▶ **YOUR OBJECTIVE**
Check each line for the word "Crownlock" and give how many have it. Say nothing else.

▶ **EXERCISE MATERIAL**
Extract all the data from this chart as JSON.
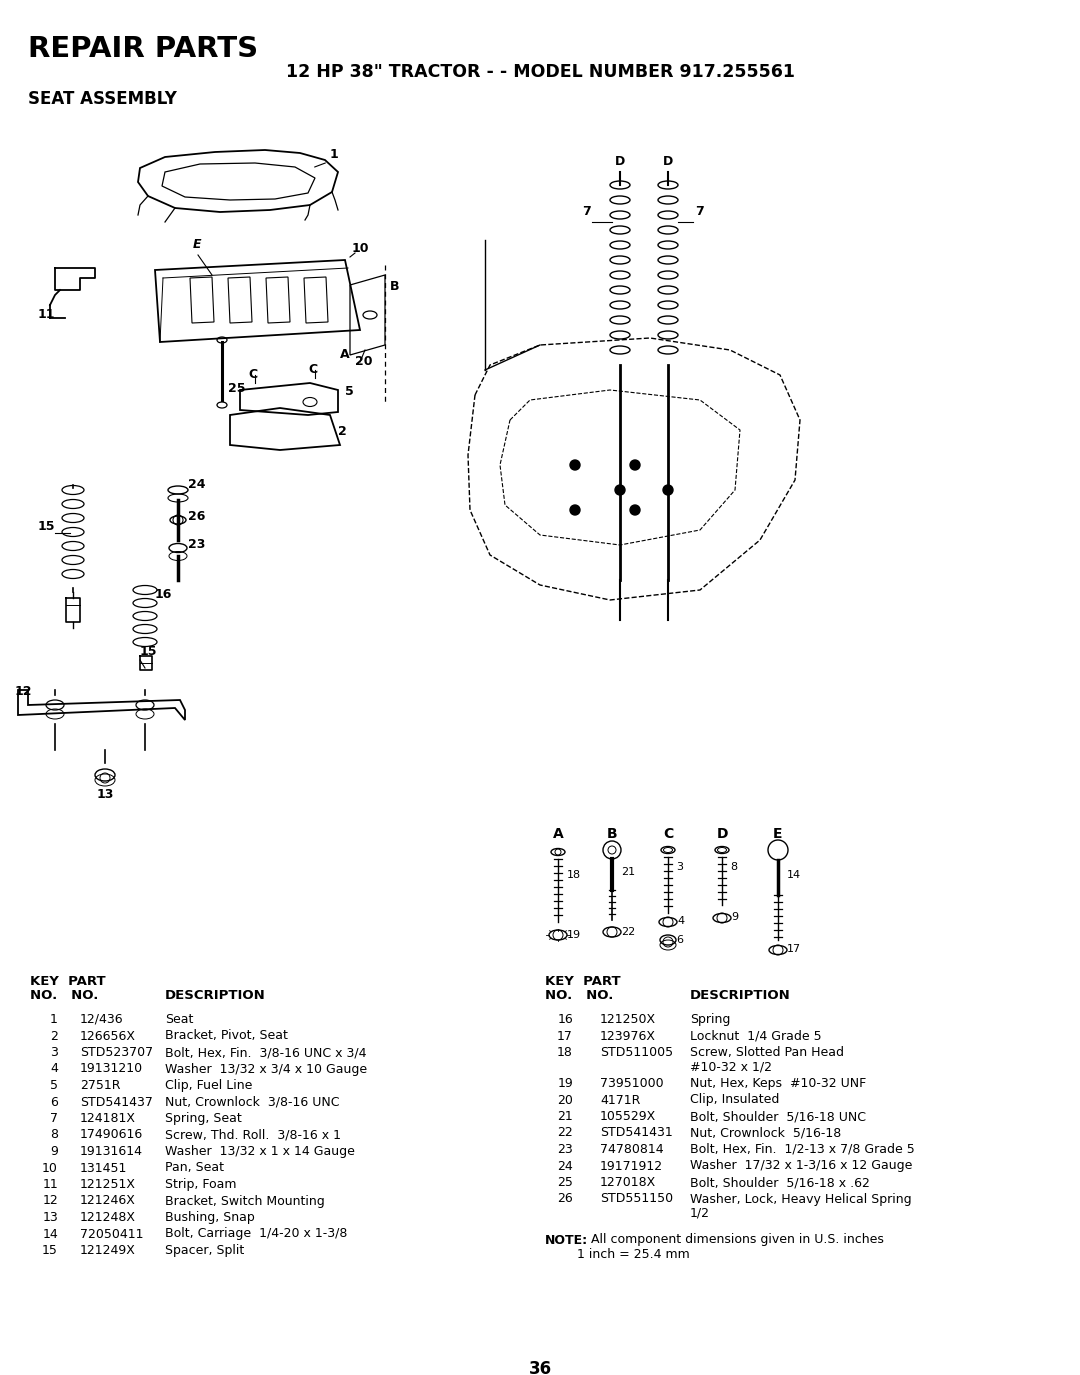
{
  "title_main": "REPAIR PARTS",
  "title_sub": "12 HP 38\" TRACTOR - - MODEL NUMBER 917.255561",
  "section_title": "SEAT ASSEMBLY",
  "page_number": "36",
  "background_color": "#ffffff",
  "text_color": "#000000",
  "parts_left": [
    [
      1,
      "12/436",
      "Seat"
    ],
    [
      2,
      "126656X",
      "Bracket, Pivot, Seat"
    ],
    [
      3,
      "STD523707",
      "Bolt, Hex, Fin.  3/8-16 UNC x 3/4"
    ],
    [
      4,
      "19131210",
      "Washer  13/32 x 3/4 x 10 Gauge"
    ],
    [
      5,
      "2751R",
      "Clip, Fuel Line"
    ],
    [
      6,
      "STD541437",
      "Nut, Crownlock  3/8-16 UNC"
    ],
    [
      7,
      "124181X",
      "Spring, Seat"
    ],
    [
      8,
      "17490616",
      "Screw, Thd. Roll.  3/8-16 x 1"
    ],
    [
      9,
      "19131614",
      "Washer  13/32 x 1 x 14 Gauge"
    ],
    [
      10,
      "131451",
      "Pan, Seat"
    ],
    [
      11,
      "121251X",
      "Strip, Foam"
    ],
    [
      12,
      "121246X",
      "Bracket, Switch Mounting"
    ],
    [
      13,
      "121248X",
      "Bushing, Snap"
    ],
    [
      14,
      "72050411",
      "Bolt, Carriage  1/4-20 x 1-3/8"
    ],
    [
      15,
      "121249X",
      "Spacer, Split"
    ]
  ],
  "parts_right": [
    [
      16,
      "121250X",
      "Spring"
    ],
    [
      17,
      "123976X",
      "Locknut  1/4 Grade 5"
    ],
    [
      18,
      "STD511005",
      "Screw, Slotted Pan Head\n#10-32 x 1/2"
    ],
    [
      19,
      "73951000",
      "Nut, Hex, Keps  #10-32 UNF"
    ],
    [
      20,
      "4171R",
      "Clip, Insulated"
    ],
    [
      21,
      "105529X",
      "Bolt, Shoulder  5/16-18 UNC"
    ],
    [
      22,
      "STD541431",
      "Nut, Crownlock  5/16-18"
    ],
    [
      23,
      "74780814",
      "Bolt, Hex, Fin.  1/2-13 x 7/8 Grade 5"
    ],
    [
      24,
      "19171912",
      "Washer  17/32 x 1-3/16 x 12 Gauge"
    ],
    [
      25,
      "127018X",
      "Bolt, Shoulder  5/16-18 x .62"
    ],
    [
      26,
      "STD551150",
      "Washer, Lock, Heavy Helical Spring\n1/2"
    ]
  ],
  "note_bold": "NOTE:",
  "note_rest": " All component dimensions given in U.S. inches\n        1 inch = 25.4 mm"
}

▶ **SOLUTION TO THIS PROBLEM**
2